▸ **TASK ITEM A**
In the msdb maintenance post, which two stored procedures did Microsoft provide for maintaining the Database Mail tables?
▸ **TASK ITEM B**
From the msdb maintenance post, pull out the passage starting with "It was while" and going on through "for procedure sp_add_jobschedule.", word for word.

▸ **SUPPLIED PASSAGE**
◇ ◇ ◇

It’s Two For One day here at shaunjstuart.com! That’s right! Today only, you get TWO tips for the price of one!
One of the things I routinely do when setting up a new SQL Server or adding one to the flock that I already manage is to set up a job to maintain the job history maintain in the msdb database. If this isn’t done, the msdb database can grow very large, especially on servers that have been running for years and are taking frequent backups. the majority of the time, you don’t need all that job execution history, so I use the sp_delete_backuphistory to keep the size under control.
I recently discovered another thing that can bloat msdb – sendmail logs. With SQL 2005, it became much easier to send email from SQL Server. Database mail is a handy little utility for sending email and I use it to send all sorts of alerts about the state of my servers. In my environment, the developers have also used it to send out email from SSIS packages. We have hundreds of these that run on schedules from weekly to daily to hourly. I think it’s safe to say my SQL Servers send out more email than the combined top 25% of our users.
When Database Mail sends a message, it stores a copy of the message in a table in the msdb database, as well as any attachments the email might have. It will also create a log entry in msdb regarding the sending of the message. If your server sends out a large number of emails, you may find the size of you msdb database becoming quite large. Microsoft has provided two stored procedures to help maintain these tables: sysmail_delete_mailitems_sp and sysmail_delete_log_sp. The commands have a couple of different parameters, but the most common way to use them is to supply a date for which all emails or log records prior will be deleted. Check with your business to see what your retention requirements are and then set up a job to perform this maintenance periodically. If you haven’t been doing this, you can realize some significant space savings. On one of my more active servers, I freed up 250 MB of space from msdb. That translates to faster backups, restores, DBCCs, etc.
It was while I was setting this maintenance task up across my servers when I ran into a little problem that led me to my second tip. I created this job originally on a SQL 2008 R2 server and then used SSMS to script it out. I ran the script on other 2008 R2 servers without problem, but when I ran it on a SQL 2005 server, it failed with an error: @schedule_uid is not a parameter for procedure sp_add_jobschedule.
A quick visit to Google showed me the problem and the solution. SSMS can be configured to create scripts using different versions of T-SQL. I was using SSMS that came with SQL 2008 R2, so that was the T-SQL version it defaulted to. But if you go to Tools –> Options –> SQL Server Object Explorer –> Scripting, you can select a different version:
When I switched to script for SQL Server 2005, I got a new script that ran without errors on both my 2005 and 2008 R2 servers.

◇ ◇ ◇

[Document understanding data]
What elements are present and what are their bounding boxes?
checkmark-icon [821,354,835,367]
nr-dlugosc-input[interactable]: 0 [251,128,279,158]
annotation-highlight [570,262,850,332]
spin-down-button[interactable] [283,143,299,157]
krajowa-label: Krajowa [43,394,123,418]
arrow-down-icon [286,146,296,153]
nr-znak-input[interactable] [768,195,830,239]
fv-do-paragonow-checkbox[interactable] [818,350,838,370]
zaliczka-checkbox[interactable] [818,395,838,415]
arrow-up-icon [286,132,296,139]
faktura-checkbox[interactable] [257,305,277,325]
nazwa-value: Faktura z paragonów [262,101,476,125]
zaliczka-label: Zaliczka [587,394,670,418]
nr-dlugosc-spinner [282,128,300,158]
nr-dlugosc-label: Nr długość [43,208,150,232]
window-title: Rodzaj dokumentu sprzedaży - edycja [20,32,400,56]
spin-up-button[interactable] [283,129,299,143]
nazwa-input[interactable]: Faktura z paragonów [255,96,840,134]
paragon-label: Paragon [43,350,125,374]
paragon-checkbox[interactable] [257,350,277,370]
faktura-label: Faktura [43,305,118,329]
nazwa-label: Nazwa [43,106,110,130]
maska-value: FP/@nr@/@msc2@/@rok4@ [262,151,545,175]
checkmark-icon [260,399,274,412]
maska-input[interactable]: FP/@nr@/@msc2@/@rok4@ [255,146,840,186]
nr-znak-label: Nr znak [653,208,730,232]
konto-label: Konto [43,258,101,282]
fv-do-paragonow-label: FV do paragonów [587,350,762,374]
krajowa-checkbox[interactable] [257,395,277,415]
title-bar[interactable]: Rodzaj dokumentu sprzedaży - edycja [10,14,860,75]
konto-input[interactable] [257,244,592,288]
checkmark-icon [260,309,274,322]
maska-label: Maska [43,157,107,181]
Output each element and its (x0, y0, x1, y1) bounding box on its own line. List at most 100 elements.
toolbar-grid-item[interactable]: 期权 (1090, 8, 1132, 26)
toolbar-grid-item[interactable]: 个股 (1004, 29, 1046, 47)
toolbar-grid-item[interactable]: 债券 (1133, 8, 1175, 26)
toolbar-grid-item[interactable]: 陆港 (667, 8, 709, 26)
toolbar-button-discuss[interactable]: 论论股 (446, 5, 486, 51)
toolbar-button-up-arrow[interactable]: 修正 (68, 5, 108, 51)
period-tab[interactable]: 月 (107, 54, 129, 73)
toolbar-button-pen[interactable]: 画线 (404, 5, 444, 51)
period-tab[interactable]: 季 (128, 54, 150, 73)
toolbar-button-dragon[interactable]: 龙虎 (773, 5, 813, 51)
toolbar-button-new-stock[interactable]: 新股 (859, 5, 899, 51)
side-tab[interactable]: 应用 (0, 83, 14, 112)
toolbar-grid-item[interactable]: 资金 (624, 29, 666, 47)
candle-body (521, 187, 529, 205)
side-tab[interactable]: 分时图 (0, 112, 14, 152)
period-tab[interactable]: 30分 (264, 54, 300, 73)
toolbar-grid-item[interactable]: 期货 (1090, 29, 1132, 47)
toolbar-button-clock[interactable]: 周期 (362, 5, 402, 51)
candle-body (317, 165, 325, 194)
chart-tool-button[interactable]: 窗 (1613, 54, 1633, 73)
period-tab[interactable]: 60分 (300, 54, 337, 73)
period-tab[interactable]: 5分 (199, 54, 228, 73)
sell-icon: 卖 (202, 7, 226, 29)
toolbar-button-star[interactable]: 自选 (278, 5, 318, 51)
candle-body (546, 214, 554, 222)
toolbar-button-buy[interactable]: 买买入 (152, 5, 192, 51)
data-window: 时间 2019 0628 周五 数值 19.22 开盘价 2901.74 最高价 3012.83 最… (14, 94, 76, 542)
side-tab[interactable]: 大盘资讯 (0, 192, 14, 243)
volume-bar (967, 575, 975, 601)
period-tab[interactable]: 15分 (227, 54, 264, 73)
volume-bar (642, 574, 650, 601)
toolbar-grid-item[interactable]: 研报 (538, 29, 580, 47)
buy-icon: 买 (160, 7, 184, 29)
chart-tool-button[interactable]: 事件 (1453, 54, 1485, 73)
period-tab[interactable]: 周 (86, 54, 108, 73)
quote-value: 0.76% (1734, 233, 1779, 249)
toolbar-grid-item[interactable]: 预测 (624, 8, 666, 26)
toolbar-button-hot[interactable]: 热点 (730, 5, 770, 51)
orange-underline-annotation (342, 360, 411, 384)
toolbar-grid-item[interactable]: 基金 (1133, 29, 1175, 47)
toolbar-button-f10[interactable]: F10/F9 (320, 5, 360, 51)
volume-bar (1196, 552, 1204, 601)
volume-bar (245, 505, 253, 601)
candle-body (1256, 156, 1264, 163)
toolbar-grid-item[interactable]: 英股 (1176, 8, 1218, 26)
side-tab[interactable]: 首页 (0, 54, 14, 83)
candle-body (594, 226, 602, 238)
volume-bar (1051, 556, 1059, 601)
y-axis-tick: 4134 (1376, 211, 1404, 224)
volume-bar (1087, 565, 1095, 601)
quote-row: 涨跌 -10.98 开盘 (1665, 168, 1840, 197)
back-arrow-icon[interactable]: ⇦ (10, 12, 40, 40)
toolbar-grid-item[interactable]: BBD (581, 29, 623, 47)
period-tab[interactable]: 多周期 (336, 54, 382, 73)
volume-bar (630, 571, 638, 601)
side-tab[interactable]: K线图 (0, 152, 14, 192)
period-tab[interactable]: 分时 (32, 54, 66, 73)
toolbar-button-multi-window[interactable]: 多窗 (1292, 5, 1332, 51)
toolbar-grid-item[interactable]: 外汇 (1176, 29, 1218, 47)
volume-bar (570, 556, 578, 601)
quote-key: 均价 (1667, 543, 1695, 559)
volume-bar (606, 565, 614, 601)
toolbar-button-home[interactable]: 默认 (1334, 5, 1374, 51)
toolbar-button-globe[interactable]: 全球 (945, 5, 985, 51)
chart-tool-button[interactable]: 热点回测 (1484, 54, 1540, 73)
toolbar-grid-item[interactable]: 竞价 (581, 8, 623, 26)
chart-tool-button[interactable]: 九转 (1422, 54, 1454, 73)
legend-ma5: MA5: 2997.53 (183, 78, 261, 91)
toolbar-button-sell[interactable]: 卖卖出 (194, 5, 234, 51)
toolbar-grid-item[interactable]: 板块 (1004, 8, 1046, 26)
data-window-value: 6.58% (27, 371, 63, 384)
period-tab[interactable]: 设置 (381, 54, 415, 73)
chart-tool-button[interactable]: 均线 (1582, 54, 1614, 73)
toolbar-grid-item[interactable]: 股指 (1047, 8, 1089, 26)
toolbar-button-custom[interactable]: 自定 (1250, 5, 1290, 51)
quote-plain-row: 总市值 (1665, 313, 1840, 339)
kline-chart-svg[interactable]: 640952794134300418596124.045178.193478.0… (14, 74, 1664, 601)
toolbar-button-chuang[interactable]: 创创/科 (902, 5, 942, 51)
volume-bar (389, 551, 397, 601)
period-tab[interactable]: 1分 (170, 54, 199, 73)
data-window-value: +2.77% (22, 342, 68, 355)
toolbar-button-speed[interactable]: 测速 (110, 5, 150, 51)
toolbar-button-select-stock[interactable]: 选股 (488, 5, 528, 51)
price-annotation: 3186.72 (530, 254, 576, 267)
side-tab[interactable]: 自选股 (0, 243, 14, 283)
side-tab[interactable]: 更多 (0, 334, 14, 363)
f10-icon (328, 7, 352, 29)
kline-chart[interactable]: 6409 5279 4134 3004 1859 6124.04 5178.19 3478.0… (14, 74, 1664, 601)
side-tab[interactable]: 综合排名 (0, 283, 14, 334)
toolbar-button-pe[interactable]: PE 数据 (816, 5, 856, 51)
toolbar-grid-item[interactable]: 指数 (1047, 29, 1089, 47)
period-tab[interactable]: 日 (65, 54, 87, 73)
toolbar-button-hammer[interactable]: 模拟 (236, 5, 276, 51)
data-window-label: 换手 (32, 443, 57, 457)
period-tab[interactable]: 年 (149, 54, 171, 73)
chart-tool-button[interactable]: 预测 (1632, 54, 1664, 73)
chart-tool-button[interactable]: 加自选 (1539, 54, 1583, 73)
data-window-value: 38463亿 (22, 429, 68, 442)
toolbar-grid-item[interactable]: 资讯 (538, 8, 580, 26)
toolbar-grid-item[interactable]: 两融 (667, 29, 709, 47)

◇ ◇ ◇

▸ **YOUR RESPONSE A**
sysmail_delete_mailitems_sp and sysmail_delete_log_sp

▸ **YOUR RESPONSE B**
It was while I was setting this maintenance task up across my servers when I ran into a little problem that led me to my second tip. I created this job originally on a SQL 2008 R2 server and then used SSMS to script it out. I ran the script on other 2008 R2 servers without problem, but when I ran it on a SQL 2005 server, it failed with an error: @schedule_uid is not a parameter for procedure sp_add_jobschedule.